THE EXERCISE: Locate each line below that includes "пристроя" and reproduce it.

SUPPLIED RECORDS:
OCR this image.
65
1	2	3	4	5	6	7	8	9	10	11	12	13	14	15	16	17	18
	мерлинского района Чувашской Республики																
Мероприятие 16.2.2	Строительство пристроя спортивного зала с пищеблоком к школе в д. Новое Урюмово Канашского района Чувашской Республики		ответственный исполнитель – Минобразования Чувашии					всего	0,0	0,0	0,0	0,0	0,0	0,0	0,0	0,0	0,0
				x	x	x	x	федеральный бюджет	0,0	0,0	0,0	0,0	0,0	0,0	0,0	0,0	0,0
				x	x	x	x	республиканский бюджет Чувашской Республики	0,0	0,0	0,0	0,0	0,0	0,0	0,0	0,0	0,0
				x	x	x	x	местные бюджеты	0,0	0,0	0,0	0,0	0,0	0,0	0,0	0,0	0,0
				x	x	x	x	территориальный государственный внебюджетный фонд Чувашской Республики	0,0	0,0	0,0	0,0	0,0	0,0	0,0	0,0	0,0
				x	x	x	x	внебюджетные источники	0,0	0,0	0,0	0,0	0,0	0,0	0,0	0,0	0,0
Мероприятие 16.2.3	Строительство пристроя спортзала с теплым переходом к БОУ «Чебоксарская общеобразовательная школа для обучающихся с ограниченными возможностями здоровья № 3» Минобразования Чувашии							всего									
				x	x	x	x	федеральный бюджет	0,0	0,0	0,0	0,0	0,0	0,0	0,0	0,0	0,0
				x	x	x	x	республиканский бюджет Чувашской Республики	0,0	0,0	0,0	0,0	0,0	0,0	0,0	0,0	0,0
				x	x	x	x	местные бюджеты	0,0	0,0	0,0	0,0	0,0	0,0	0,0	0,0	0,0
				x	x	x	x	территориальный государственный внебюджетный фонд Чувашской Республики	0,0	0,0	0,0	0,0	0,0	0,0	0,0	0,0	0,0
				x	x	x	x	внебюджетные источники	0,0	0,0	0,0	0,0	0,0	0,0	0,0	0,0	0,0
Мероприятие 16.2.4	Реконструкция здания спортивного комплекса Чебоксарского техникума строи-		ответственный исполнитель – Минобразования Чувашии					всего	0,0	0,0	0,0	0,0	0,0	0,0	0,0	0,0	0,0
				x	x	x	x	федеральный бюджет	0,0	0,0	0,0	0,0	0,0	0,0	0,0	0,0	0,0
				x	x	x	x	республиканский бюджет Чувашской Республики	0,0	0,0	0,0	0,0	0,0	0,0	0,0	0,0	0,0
==
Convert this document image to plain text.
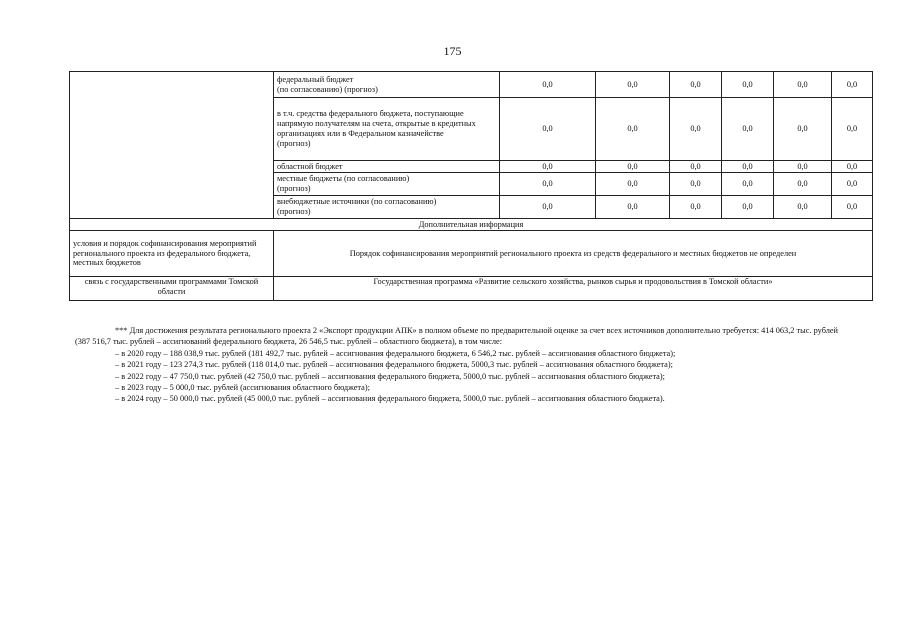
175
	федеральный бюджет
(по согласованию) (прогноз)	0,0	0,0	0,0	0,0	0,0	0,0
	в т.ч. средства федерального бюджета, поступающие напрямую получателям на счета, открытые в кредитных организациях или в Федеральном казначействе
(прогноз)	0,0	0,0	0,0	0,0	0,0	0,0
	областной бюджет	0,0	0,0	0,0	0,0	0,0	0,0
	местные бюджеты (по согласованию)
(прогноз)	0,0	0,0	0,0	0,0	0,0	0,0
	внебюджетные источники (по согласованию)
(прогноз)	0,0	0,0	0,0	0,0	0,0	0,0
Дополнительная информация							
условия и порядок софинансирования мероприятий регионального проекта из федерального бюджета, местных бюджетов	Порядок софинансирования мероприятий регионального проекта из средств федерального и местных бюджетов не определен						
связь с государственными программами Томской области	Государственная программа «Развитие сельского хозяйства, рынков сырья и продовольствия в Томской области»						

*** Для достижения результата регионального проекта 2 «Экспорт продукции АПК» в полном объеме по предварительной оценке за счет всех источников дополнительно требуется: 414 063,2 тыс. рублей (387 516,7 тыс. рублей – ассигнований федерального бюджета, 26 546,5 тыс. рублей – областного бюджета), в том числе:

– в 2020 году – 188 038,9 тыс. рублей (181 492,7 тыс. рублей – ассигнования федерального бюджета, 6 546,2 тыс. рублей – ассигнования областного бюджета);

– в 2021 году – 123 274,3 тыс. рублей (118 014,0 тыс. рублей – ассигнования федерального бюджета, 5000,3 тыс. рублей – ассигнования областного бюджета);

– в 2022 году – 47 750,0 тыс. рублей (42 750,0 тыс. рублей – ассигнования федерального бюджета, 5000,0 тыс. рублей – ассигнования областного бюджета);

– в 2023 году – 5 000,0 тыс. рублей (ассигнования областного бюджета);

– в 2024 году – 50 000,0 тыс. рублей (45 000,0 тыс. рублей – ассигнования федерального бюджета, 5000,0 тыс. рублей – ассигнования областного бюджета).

TASK RESPONSE:
Мероприятие 16.2.2	Строительство пристроя спортивного зала с пищеблоком к школе в д. Новое Урюмово Канашского района Чувашской Республики		ответственный исполнитель – Минобразования Чувашии					всего	0,0	0,0	0,0	0,0	0,0	0,0	0,0	0,0	0,0
Мероприятие 16.2.3	Строительство пристроя спортзала с теплым переходом к БОУ «Чебоксарская общеобразовательная школа для обучающихся с ограниченными возможностями здоровья № 3» Минобразования Чувашии							всего									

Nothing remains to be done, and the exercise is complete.